**GIVEN REQUEST**
Without the pictures, copy the entries below word for word.

---*---

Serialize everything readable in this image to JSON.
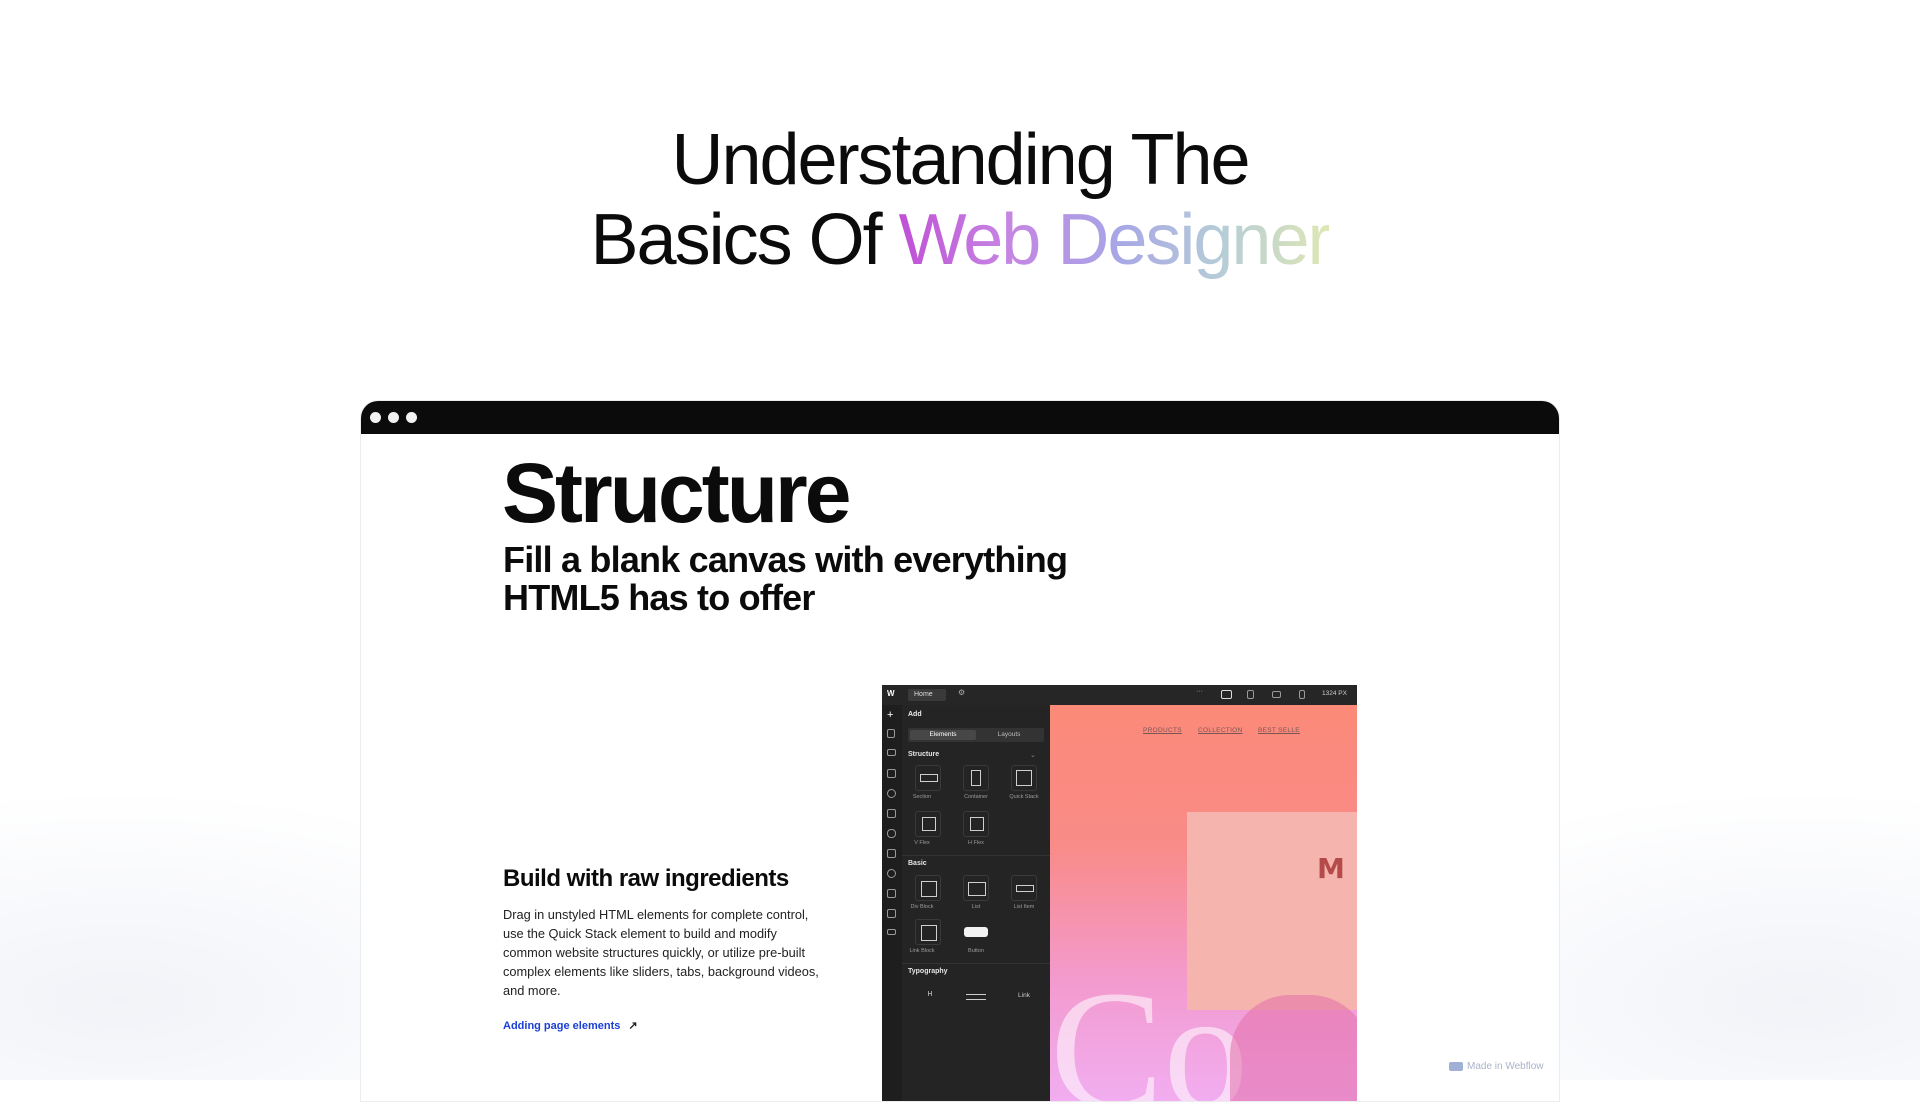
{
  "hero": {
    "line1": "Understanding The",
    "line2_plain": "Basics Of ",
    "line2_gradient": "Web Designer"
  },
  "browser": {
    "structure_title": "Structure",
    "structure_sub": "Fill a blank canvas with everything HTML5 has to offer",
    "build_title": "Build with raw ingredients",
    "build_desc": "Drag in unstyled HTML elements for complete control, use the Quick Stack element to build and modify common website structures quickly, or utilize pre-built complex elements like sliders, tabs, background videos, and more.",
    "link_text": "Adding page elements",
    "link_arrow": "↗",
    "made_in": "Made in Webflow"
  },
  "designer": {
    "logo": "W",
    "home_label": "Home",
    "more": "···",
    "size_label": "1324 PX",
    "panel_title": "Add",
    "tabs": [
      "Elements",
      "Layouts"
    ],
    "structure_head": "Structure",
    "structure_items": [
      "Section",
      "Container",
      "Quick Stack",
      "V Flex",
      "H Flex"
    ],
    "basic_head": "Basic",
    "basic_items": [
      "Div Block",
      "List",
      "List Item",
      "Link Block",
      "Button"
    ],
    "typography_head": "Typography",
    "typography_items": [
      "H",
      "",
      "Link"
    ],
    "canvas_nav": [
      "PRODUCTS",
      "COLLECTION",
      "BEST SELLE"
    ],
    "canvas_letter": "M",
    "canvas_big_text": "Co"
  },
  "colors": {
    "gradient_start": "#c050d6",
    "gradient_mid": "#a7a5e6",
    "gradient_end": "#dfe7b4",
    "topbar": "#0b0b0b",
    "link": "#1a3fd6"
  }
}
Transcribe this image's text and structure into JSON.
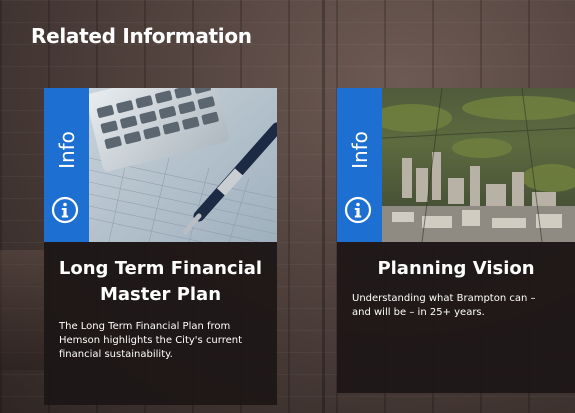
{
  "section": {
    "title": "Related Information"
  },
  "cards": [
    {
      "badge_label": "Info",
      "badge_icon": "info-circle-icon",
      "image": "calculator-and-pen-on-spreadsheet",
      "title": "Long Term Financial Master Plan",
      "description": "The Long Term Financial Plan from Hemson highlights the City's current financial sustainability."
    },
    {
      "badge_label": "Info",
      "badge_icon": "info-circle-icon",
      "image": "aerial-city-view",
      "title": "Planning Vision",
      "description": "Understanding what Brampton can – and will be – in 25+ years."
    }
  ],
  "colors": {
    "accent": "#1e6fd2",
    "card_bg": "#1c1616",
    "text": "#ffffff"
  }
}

---*---

**COMPLETE ANSWER**
Serialize everything readable in this image to JSON.
{
  "hero": {
    "line1": "Understanding The",
    "line2_plain": "Basics Of ",
    "line2_gradient": "Web Designer"
  },
  "browser": {
    "structure_title": "Structure",
    "structure_sub": "Fill a blank canvas with everything HTML5 has to offer",
    "build_title": "Build with raw ingredients",
    "build_desc": "Drag in unstyled HTML elements for complete control, use the Quick Stack element to build and modify common website structures quickly, or utilize pre-built complex elements like sliders, tabs, background videos, and more.",
    "link_text": "Adding page elements",
    "link_arrow": "↗",
    "made_in": "Made in Webflow"
  },
  "designer": {
    "logo": "W",
    "home_label": "Home",
    "more": "···",
    "size_label": "1324 PX",
    "panel_title": "Add",
    "tabs": [
      "Elements",
      "Layouts"
    ],
    "structure_head": "Structure",
    "structure_items": [
      "Section",
      "Container",
      "Quick Stack",
      "V Flex",
      "H Flex"
    ],
    "basic_head": "Basic",
    "basic_items": [
      "Div Block",
      "List",
      "List Item",
      "Link Block",
      "Button"
    ],
    "typography_head": "Typography",
    "typography_items": [
      "H",
      "",
      "Link"
    ],
    "canvas_nav": [
      "PRODUCTS",
      "COLLECTION",
      "BEST SELLE"
    ],
    "canvas_letter": "M",
    "canvas_big_text": "Co"
  },
  "colors": {
    "gradient_start": "#c050d6",
    "gradient_mid": "#a7a5e6",
    "gradient_end": "#dfe7b4",
    "topbar": "#0b0b0b",
    "link": "#1a3fd6"
  }
}
Transcribe this image's text and structure into JSON.
{
  "section": {
    "title": "Related Information"
  },
  "cards": [
    {
      "badge_label": "Info",
      "badge_icon": "info-circle-icon",
      "image": "calculator-and-pen-on-spreadsheet",
      "title": "Long Term Financial Master Plan",
      "description": "The Long Term Financial Plan from Hemson highlights the City's current financial sustainability."
    },
    {
      "badge_label": "Info",
      "badge_icon": "info-circle-icon",
      "image": "aerial-city-view",
      "title": "Planning Vision",
      "description": "Understanding what Brampton can – and will be – in 25+ years."
    }
  ],
  "colors": {
    "accent": "#1e6fd2",
    "card_bg": "#1c1616",
    "text": "#ffffff"
  }
}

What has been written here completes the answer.